## EXERCISE REQUIREMENTS
Please write out the material that follows, exactly as it stands.

## MATERIAL FOR THE TASK
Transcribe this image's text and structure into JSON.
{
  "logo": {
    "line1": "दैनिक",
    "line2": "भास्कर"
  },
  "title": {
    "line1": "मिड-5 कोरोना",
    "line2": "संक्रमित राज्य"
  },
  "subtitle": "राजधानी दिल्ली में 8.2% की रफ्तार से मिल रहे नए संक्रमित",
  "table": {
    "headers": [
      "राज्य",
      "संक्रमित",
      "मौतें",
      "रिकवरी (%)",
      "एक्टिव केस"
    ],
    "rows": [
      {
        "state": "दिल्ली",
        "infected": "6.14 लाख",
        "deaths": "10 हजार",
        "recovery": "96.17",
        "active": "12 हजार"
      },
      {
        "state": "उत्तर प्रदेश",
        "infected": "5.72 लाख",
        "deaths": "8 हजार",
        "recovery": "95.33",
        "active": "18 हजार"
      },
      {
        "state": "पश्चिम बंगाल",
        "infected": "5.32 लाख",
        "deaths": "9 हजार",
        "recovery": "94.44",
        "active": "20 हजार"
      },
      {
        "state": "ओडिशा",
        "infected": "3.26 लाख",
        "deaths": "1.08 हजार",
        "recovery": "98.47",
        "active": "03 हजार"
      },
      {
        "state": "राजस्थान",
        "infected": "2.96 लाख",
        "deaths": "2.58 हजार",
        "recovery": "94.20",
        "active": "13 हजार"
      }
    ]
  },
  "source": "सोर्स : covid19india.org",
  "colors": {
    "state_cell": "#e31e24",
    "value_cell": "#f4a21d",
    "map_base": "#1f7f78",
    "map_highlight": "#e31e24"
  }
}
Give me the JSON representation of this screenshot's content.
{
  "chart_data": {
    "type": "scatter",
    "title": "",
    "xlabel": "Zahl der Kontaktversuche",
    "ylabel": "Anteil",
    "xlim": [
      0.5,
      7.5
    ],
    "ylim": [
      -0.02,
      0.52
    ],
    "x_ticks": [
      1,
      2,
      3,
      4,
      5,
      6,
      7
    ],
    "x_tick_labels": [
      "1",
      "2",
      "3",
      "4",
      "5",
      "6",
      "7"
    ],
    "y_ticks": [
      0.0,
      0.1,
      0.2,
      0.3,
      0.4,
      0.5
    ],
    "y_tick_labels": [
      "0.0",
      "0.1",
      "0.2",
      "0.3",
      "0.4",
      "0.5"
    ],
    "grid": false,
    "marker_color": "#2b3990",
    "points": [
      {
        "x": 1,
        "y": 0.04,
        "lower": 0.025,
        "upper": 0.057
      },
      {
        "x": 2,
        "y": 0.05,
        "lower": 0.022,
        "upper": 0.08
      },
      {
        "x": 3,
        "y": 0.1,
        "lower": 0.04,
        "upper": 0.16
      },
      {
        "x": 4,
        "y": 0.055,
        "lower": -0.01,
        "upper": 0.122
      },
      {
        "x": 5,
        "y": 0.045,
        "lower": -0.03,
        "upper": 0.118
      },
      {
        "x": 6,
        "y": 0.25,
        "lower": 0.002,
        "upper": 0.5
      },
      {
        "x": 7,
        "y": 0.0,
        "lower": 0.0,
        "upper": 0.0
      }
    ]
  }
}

## THE SOLUTION
Transcribe this image's text and structure into JSON.
{
  "logo": {
    "line1": "दैनिक",
    "line2": "भास्कर"
  },
  "title": {
    "line1": "मिड-5 कोरोना",
    "line2": "संक्रमित राज्य"
  },
  "subtitle": "राजधानी दिल्ली में 8.2% की रफ्तार से मिल रहे नए संक्रमित",
  "table": {
    "headers": [
      "राज्य",
      "संक्रमित",
      "मौतें",
      "रिकवरी (%)",
      "एक्टिव केस"
    ],
    "rows": [
      {
        "state": "दिल्ली",
        "infected": "6.14 लाख",
        "deaths": "10 हजार",
        "recovery": "96.17",
        "active": "12 हजार"
      },
      {
        "state": "उत्तर प्रदेश",
        "infected": "5.72 लाख",
        "deaths": "8 हजार",
        "recovery": "95.33",
        "active": "18 हजार"
      },
      {
        "state": "पश्चिम बंगाल",
        "infected": "5.32 लाख",
        "deaths": "9 हजार",
        "recovery": "94.44",
        "active": "20 हजार"
      },
      {
        "state": "ओडिशा",
        "infected": "3.26 लाख",
        "deaths": "1.08 हजार",
        "recovery": "98.47",
        "active": "03 हजार"
      },
      {
        "state": "राजस्थान",
        "infected": "2.96 लाख",
        "deaths": "2.58 हजार",
        "recovery": "94.20",
        "active": "13 हजार"
      }
    ]
  },
  "source": "सोर्स : covid19india.org",
  "colors": {
    "state_cell": "#e31e24",
    "value_cell": "#f4a21d",
    "map_base": "#1f7f78",
    "map_highlight": "#e31e24"
  }
}
Give me the JSON representation of this screenshot's content.
{
  "chart_data": {
    "type": "scatter",
    "title": "",
    "xlabel": "Zahl der Kontaktversuche",
    "ylabel": "Anteil",
    "xlim": [
      0.5,
      7.5
    ],
    "ylim": [
      -0.02,
      0.52
    ],
    "x_ticks": [
      1,
      2,
      3,
      4,
      5,
      6,
      7
    ],
    "x_tick_labels": [
      "1",
      "2",
      "3",
      "4",
      "5",
      "6",
      "7"
    ],
    "y_ticks": [
      0.0,
      0.1,
      0.2,
      0.3,
      0.4,
      0.5
    ],
    "y_tick_labels": [
      "0.0",
      "0.1",
      "0.2",
      "0.3",
      "0.4",
      "0.5"
    ],
    "grid": false,
    "marker_color": "#2b3990",
    "points": [
      {
        "x": 1,
        "y": 0.04,
        "lower": 0.025,
        "upper": 0.057
      },
      {
        "x": 2,
        "y": 0.05,
        "lower": 0.022,
        "upper": 0.08
      },
      {
        "x": 3,
        "y": 0.1,
        "lower": 0.04,
        "upper": 0.16
      },
      {
        "x": 4,
        "y": 0.055,
        "lower": -0.01,
        "upper": 0.122
      },
      {
        "x": 5,
        "y": 0.045,
        "lower": -0.03,
        "upper": 0.118
      },
      {
        "x": 6,
        "y": 0.25,
        "lower": 0.002,
        "upper": 0.5
      },
      {
        "x": 7,
        "y": 0.0,
        "lower": 0.0,
        "upper": 0.0
      }
    ]
  }
}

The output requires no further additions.